Your instructions:
Below are some records. Pull every line that contains the word "Clustering".

Stored data
########
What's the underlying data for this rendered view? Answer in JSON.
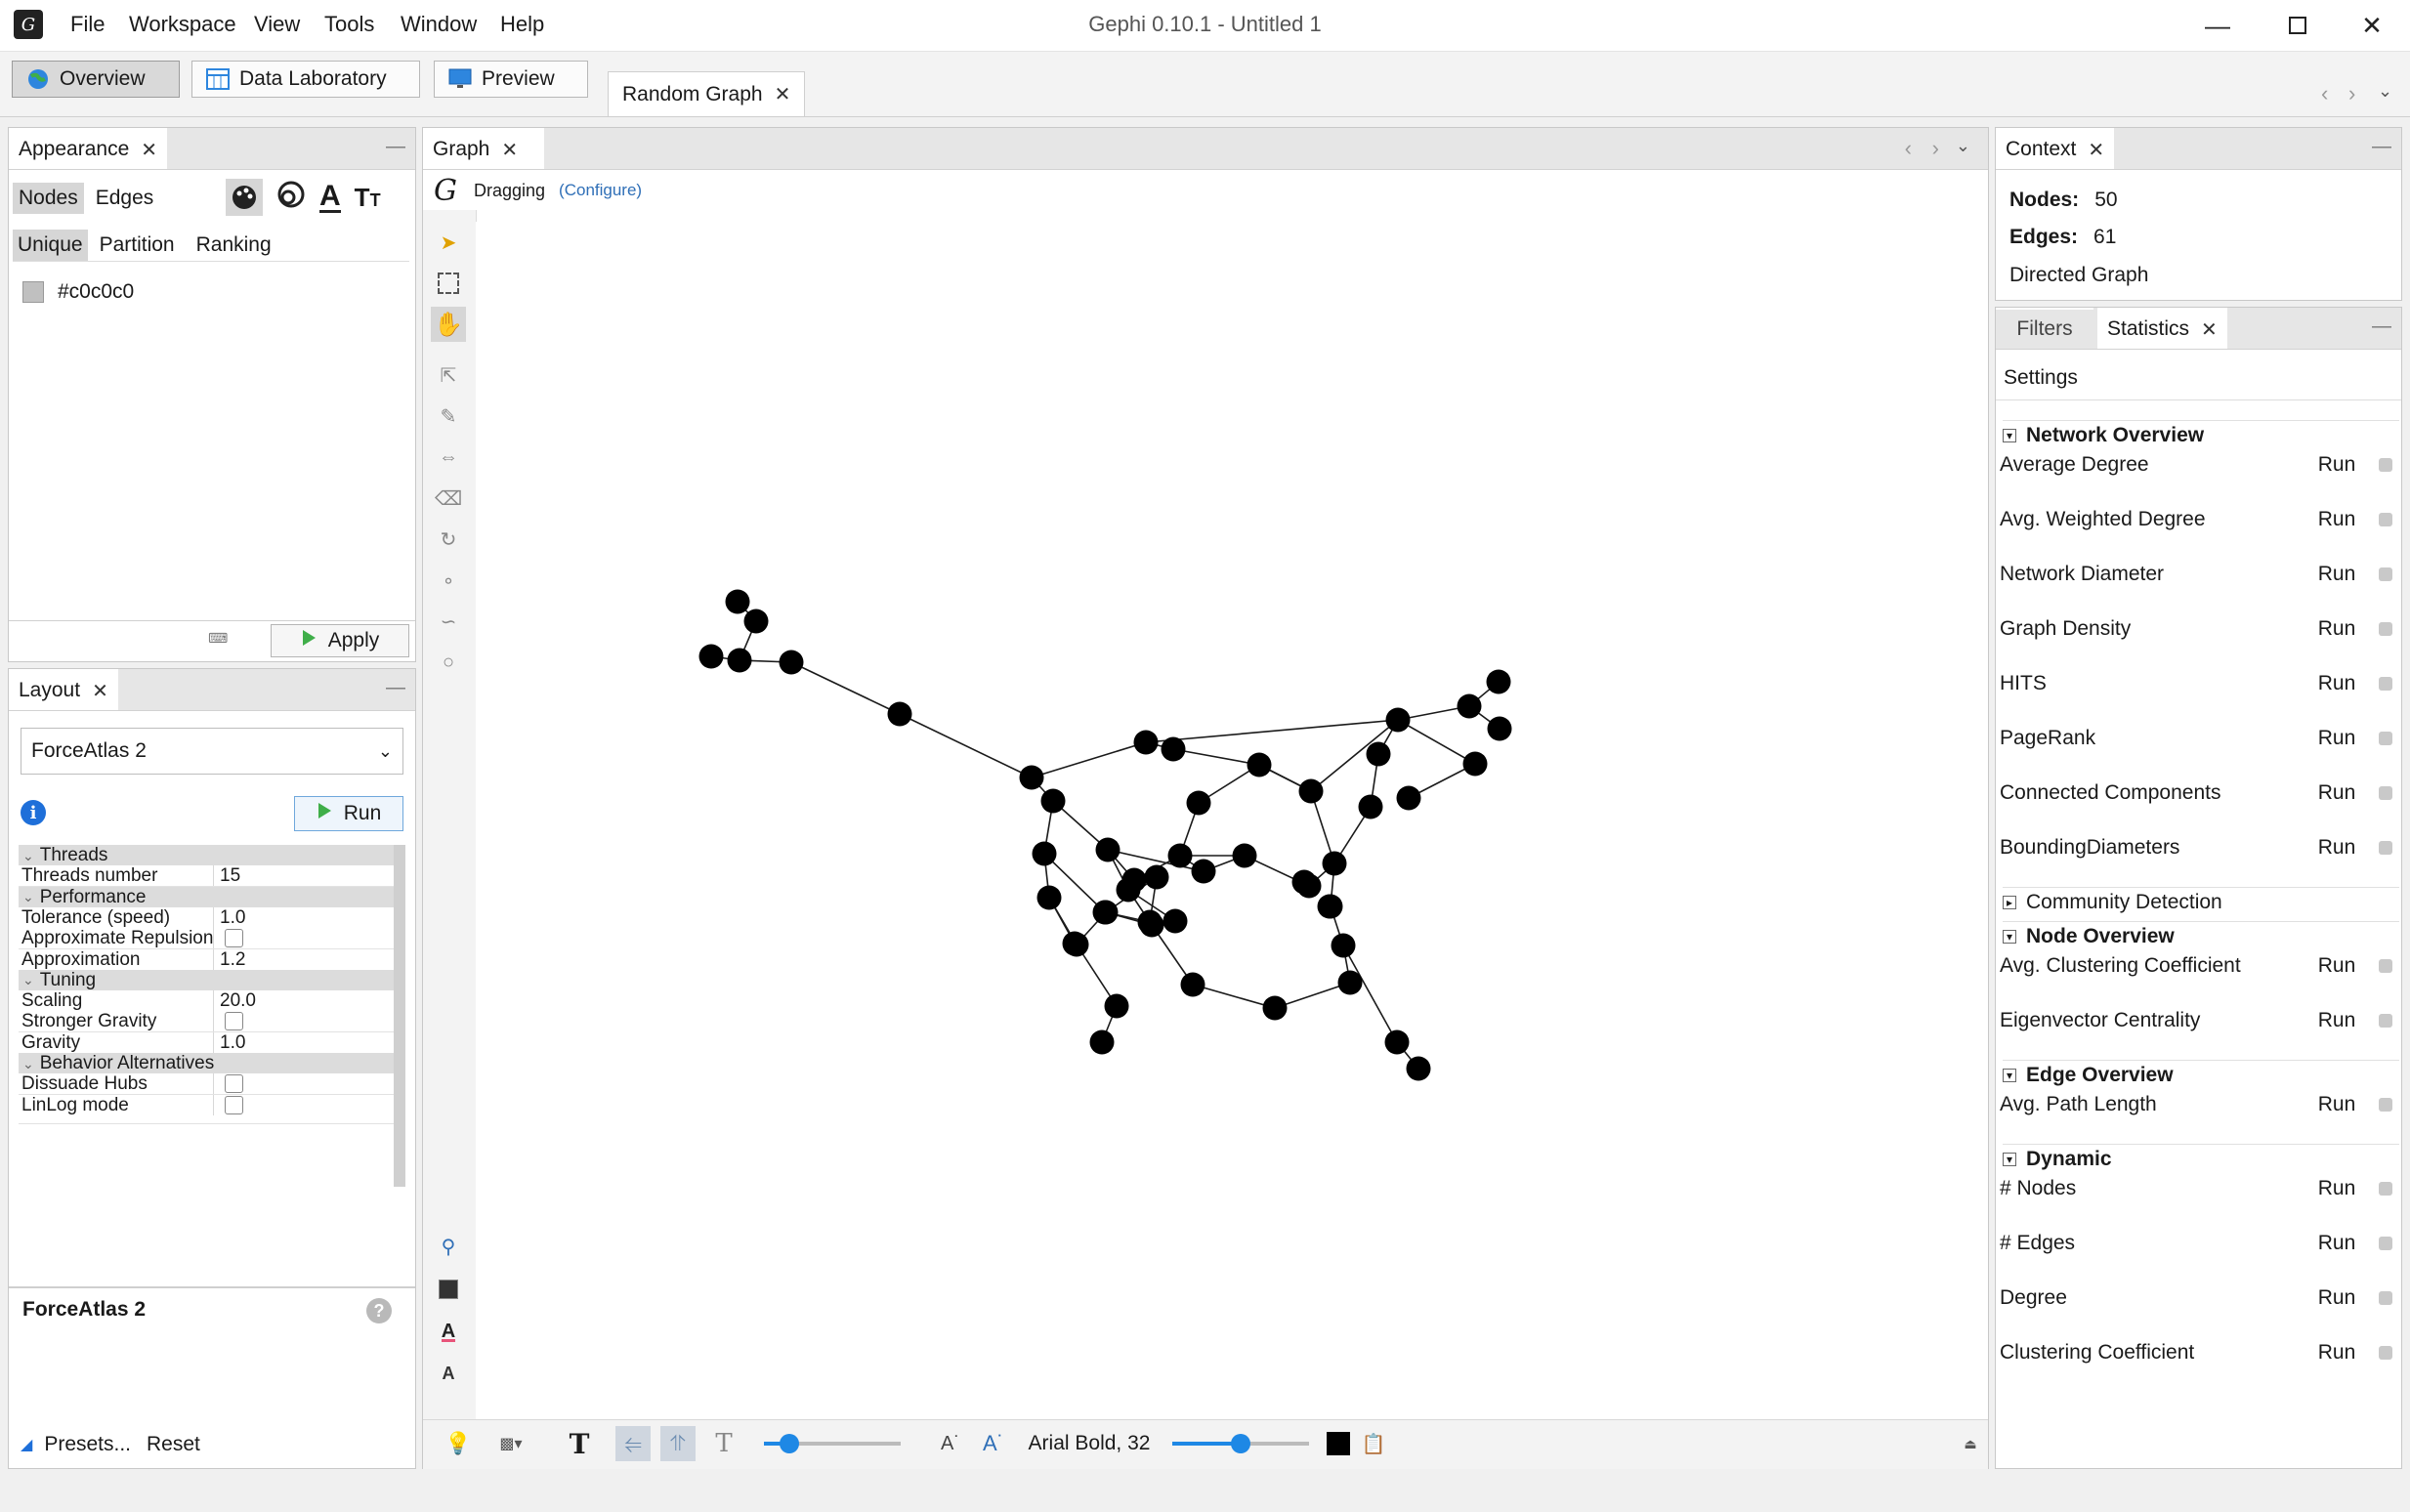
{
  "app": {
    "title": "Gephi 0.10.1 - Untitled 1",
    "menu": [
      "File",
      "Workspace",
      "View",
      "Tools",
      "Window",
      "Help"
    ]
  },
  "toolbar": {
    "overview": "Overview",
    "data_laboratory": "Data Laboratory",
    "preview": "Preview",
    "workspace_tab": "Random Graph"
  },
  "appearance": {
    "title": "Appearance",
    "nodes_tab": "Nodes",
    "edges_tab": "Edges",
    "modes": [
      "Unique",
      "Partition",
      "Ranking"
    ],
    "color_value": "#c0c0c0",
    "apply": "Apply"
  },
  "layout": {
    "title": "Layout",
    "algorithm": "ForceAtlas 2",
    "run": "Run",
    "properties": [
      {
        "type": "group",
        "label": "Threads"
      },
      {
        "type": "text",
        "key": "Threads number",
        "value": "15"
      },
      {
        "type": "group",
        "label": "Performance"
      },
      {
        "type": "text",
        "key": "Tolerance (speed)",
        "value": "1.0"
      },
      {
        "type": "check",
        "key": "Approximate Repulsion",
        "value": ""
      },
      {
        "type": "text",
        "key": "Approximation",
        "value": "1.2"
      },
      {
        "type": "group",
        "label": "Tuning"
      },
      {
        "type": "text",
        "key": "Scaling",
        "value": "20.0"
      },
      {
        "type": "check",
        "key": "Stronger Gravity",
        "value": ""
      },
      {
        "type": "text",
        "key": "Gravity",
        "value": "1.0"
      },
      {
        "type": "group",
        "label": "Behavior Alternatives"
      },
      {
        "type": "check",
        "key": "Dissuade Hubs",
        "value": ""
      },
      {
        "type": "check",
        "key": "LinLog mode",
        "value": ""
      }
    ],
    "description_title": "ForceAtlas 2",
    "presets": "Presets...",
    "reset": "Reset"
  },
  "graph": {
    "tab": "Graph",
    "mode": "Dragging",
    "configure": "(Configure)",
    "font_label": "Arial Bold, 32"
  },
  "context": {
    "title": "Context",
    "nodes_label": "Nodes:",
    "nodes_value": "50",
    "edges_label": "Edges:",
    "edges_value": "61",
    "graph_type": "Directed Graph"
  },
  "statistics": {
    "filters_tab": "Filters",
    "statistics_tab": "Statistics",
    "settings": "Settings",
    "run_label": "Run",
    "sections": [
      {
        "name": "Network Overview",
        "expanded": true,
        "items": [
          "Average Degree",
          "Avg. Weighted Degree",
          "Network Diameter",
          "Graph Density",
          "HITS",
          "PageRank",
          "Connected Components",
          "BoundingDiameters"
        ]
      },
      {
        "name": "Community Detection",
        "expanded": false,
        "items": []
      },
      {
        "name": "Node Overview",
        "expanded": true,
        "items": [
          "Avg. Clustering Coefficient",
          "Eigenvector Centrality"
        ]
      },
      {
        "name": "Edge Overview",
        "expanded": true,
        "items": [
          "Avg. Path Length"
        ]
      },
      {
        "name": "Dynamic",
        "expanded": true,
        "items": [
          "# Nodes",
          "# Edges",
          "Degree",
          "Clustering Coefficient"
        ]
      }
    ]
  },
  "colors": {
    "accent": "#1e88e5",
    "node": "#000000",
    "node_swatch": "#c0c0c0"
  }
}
########
Problem solution:
          "Avg. Clustering Coefficient",
          "Clustering Coefficient"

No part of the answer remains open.